(Stored data entries)
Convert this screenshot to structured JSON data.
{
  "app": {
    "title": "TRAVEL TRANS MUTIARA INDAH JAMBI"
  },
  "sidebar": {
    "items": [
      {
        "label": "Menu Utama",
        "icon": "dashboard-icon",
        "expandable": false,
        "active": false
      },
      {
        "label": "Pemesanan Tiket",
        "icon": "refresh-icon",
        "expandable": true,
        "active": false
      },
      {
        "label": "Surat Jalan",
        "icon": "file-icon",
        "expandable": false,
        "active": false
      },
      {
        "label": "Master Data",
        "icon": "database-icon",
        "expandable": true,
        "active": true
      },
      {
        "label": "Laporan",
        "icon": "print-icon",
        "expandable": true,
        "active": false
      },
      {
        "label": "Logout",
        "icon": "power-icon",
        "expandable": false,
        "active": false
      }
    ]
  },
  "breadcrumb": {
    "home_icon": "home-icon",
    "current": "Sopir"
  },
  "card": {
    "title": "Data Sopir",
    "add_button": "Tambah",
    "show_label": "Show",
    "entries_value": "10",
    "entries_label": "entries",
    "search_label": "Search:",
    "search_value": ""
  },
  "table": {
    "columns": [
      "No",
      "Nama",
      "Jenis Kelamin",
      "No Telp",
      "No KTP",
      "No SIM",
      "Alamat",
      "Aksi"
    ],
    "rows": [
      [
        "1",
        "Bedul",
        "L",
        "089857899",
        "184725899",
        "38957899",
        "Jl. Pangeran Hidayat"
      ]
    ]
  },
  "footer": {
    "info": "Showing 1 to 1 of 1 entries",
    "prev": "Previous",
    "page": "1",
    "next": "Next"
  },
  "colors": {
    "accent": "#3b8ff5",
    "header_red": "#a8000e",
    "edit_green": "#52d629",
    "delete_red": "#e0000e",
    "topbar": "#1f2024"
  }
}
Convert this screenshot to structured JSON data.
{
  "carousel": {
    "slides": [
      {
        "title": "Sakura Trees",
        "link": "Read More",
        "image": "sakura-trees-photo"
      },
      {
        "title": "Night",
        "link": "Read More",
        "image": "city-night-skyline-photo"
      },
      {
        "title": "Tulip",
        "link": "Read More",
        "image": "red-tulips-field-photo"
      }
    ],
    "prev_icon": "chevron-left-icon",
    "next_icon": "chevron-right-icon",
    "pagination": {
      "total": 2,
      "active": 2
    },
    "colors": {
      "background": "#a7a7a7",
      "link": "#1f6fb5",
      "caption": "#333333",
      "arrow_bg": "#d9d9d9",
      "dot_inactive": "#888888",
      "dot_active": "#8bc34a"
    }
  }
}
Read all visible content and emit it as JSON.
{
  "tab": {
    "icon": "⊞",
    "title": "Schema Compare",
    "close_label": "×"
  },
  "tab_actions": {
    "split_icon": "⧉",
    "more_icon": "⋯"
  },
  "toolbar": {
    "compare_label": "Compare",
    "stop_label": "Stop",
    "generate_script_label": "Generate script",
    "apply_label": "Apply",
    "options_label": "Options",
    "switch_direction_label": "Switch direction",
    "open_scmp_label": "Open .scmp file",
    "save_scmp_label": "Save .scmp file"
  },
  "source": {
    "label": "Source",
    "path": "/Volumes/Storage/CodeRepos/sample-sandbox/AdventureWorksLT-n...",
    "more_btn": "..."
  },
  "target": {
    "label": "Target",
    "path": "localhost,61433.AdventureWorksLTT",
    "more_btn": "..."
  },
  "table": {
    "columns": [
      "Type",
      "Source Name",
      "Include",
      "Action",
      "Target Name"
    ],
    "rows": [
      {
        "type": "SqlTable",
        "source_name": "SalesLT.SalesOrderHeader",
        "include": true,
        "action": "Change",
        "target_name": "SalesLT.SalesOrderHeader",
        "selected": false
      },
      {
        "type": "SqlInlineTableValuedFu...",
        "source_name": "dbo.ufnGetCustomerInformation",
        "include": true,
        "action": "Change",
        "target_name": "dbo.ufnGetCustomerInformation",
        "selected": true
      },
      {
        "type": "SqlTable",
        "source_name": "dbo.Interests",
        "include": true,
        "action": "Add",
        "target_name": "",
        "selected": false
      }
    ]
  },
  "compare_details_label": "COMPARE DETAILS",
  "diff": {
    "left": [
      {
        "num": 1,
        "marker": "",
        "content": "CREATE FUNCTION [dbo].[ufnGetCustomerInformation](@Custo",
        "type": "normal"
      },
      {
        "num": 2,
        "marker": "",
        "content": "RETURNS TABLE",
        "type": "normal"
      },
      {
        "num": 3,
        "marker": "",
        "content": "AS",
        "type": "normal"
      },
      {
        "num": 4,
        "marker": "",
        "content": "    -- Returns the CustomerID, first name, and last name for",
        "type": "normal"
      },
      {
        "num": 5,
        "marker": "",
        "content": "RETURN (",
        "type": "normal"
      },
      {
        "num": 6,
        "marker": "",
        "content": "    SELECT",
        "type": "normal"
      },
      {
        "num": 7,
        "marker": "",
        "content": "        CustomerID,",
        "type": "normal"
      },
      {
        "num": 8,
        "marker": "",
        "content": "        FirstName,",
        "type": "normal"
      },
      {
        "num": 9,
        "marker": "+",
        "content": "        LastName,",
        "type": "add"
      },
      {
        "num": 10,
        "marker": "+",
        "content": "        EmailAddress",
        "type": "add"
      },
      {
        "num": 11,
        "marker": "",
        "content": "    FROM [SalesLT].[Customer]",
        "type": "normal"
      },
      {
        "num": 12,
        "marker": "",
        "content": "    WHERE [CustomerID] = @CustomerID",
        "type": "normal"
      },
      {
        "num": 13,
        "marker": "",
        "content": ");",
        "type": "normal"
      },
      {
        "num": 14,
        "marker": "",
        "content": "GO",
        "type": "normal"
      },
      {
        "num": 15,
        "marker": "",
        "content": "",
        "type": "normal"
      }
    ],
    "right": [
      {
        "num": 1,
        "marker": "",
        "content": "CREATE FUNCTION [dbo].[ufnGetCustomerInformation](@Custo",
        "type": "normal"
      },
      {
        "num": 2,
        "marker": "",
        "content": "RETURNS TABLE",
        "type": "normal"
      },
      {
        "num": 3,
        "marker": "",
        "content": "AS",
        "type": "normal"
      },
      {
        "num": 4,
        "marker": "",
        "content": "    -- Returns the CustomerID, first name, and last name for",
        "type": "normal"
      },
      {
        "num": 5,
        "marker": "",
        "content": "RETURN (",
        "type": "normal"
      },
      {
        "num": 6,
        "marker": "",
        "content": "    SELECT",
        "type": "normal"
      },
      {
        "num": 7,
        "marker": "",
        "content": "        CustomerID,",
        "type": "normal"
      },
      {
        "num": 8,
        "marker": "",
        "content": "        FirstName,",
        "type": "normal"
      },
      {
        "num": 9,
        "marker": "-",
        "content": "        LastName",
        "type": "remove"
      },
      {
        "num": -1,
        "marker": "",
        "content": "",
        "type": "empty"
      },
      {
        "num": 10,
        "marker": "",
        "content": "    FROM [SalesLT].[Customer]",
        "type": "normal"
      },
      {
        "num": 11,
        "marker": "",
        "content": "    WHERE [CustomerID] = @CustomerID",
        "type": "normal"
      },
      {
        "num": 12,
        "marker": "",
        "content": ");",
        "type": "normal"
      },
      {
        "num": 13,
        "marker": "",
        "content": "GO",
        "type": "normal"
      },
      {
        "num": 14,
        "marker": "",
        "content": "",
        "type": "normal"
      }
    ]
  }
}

## Short task
From the records above, please extract every line and repeat it exactly.

## Reply to the task
Convert this screenshot to structured JSON data.
{
  "app": {
    "title": "TRAVEL TRANS MUTIARA INDAH JAMBI"
  },
  "sidebar": {
    "items": [
      {
        "label": "Menu Utama",
        "icon": "dashboard-icon",
        "expandable": false,
        "active": false
      },
      {
        "label": "Pemesanan Tiket",
        "icon": "refresh-icon",
        "expandable": true,
        "active": false
      },
      {
        "label": "Surat Jalan",
        "icon": "file-icon",
        "expandable": false,
        "active": false
      },
      {
        "label": "Master Data",
        "icon": "database-icon",
        "expandable": true,
        "active": true
      },
      {
        "label": "Laporan",
        "icon": "print-icon",
        "expandable": true,
        "active": false
      },
      {
        "label": "Logout",
        "icon": "power-icon",
        "expandable": false,
        "active": false
      }
    ]
  },
  "breadcrumb": {
    "home_icon": "home-icon",
    "current": "Sopir"
  },
  "card": {
    "title": "Data Sopir",
    "add_button": "Tambah",
    "show_label": "Show",
    "entries_value": "10",
    "entries_label": "entries",
    "search_label": "Search:",
    "search_value": ""
  },
  "table": {
    "columns": [
      "No",
      "Nama",
      "Jenis Kelamin",
      "No Telp",
      "No KTP",
      "No SIM",
      "Alamat",
      "Aksi"
    ],
    "rows": [
      [
        "1",
        "Bedul",
        "L",
        "089857899",
        "184725899",
        "38957899",
        "Jl. Pangeran Hidayat"
      ]
    ]
  },
  "footer": {
    "info": "Showing 1 to 1 of 1 entries",
    "prev": "Previous",
    "page": "1",
    "next": "Next"
  },
  "colors": {
    "accent": "#3b8ff5",
    "header_red": "#a8000e",
    "edit_green": "#52d629",
    "delete_red": "#e0000e",
    "topbar": "#1f2024"
  }
}
Convert this screenshot to structured JSON data.
{
  "carousel": {
    "slides": [
      {
        "title": "Sakura Trees",
        "link": "Read More",
        "image": "sakura-trees-photo"
      },
      {
        "title": "Night",
        "link": "Read More",
        "image": "city-night-skyline-photo"
      },
      {
        "title": "Tulip",
        "link": "Read More",
        "image": "red-tulips-field-photo"
      }
    ],
    "prev_icon": "chevron-left-icon",
    "next_icon": "chevron-right-icon",
    "pagination": {
      "total": 2,
      "active": 2
    },
    "colors": {
      "background": "#a7a7a7",
      "link": "#1f6fb5",
      "caption": "#333333",
      "arrow_bg": "#d9d9d9",
      "dot_inactive": "#888888",
      "dot_active": "#8bc34a"
    }
  }
}
Read all visible content and emit it as JSON.
{
  "tab": {
    "icon": "⊞",
    "title": "Schema Compare",
    "close_label": "×"
  },
  "tab_actions": {
    "split_icon": "⧉",
    "more_icon": "⋯"
  },
  "toolbar": {
    "compare_label": "Compare",
    "stop_label": "Stop",
    "generate_script_label": "Generate script",
    "apply_label": "Apply",
    "options_label": "Options",
    "switch_direction_label": "Switch direction",
    "open_scmp_label": "Open .scmp file",
    "save_scmp_label": "Save .scmp file"
  },
  "source": {
    "label": "Source",
    "path": "/Volumes/Storage/CodeRepos/sample-sandbox/AdventureWorksLT-n...",
    "more_btn": "..."
  },
  "target": {
    "label": "Target",
    "path": "localhost,61433.AdventureWorksLTT",
    "more_btn": "..."
  },
  "table": {
    "columns": [
      "Type",
      "Source Name",
      "Include",
      "Action",
      "Target Name"
    ],
    "rows": [
      {
        "type": "SqlTable",
        "source_name": "SalesLT.SalesOrderHeader",
        "include": true,
        "action": "Change",
        "target_name": "SalesLT.SalesOrderHeader",
        "selected": false
      },
      {
        "type": "SqlInlineTableValuedFu...",
        "source_name": "dbo.ufnGetCustomerInformation",
        "include": true,
        "action": "Change",
        "target_name": "dbo.ufnGetCustomerInformation",
        "selected": true
      },
      {
        "type": "SqlTable",
        "source_name": "dbo.Interests",
        "include": true,
        "action": "Add",
        "target_name": "",
        "selected": false
      }
    ]
  },
  "compare_details_label": "COMPARE DETAILS",
  "diff": {
    "left": [
      {
        "num": 1,
        "marker": "",
        "content": "CREATE FUNCTION [dbo].[ufnGetCustomerInformation](@Custo",
        "type": "normal"
      },
      {
        "num": 2,
        "marker": "",
        "content": "RETURNS TABLE",
        "type": "normal"
      },
      {
        "num": 3,
        "marker": "",
        "content": "AS",
        "type": "normal"
      },
      {
        "num": 4,
        "marker": "",
        "content": "    -- Returns the CustomerID, first name, and last name for",
        "type": "normal"
      },
      {
        "num": 5,
        "marker": "",
        "content": "RETURN (",
        "type": "normal"
      },
      {
        "num": 6,
        "marker": "",
        "content": "    SELECT",
        "type": "normal"
      },
      {
        "num": 7,
        "marker": "",
        "content": "        CustomerID,",
        "type": "normal"
      },
      {
        "num": 8,
        "marker": "",
        "content": "        FirstName,",
        "type": "normal"
      },
      {
        "num": 9,
        "marker": "+",
        "content": "        LastName,",
        "type": "add"
      },
      {
        "num": 10,
        "marker": "+",
        "content": "        EmailAddress",
        "type": "add"
      },
      {
        "num": 11,
        "marker": "",
        "content": "    FROM [SalesLT].[Customer]",
        "type": "normal"
      },
      {
        "num": 12,
        "marker": "",
        "content": "    WHERE [CustomerID] = @CustomerID",
        "type": "normal"
      },
      {
        "num": 13,
        "marker": "",
        "content": ");",
        "type": "normal"
      },
      {
        "num": 14,
        "marker": "",
        "content": "GO",
        "type": "normal"
      },
      {
        "num": 15,
        "marker": "",
        "content": "",
        "type": "normal"
      }
    ],
    "right": [
      {
        "num": 1,
        "marker": "",
        "content": "CREATE FUNCTION [dbo].[ufnGetCustomerInformation](@Custo",
        "type": "normal"
      },
      {
        "num": 2,
        "marker": "",
        "content": "RETURNS TABLE",
        "type": "normal"
      },
      {
        "num": 3,
        "marker": "",
        "content": "AS",
        "type": "normal"
      },
      {
        "num": 4,
        "marker": "",
        "content": "    -- Returns the CustomerID, first name, and last name for",
        "type": "normal"
      },
      {
        "num": 5,
        "marker": "",
        "content": "RETURN (",
        "type": "normal"
      },
      {
        "num": 6,
        "marker": "",
        "content": "    SELECT",
        "type": "normal"
      },
      {
        "num": 7,
        "marker": "",
        "content": "        CustomerID,",
        "type": "normal"
      },
      {
        "num": 8,
        "marker": "",
        "content": "        FirstName,",
        "type": "normal"
      },
      {
        "num": 9,
        "marker": "-",
        "content": "        LastName",
        "type": "remove"
      },
      {
        "num": -1,
        "marker": "",
        "content": "",
        "type": "empty"
      },
      {
        "num": 10,
        "marker": "",
        "content": "    FROM [SalesLT].[Customer]",
        "type": "normal"
      },
      {
        "num": 11,
        "marker": "",
        "content": "    WHERE [CustomerID] = @CustomerID",
        "type": "normal"
      },
      {
        "num": 12,
        "marker": "",
        "content": ");",
        "type": "normal"
      },
      {
        "num": 13,
        "marker": "",
        "content": "GO",
        "type": "normal"
      },
      {
        "num": 14,
        "marker": "",
        "content": "",
        "type": "normal"
      }
    ]
  }
}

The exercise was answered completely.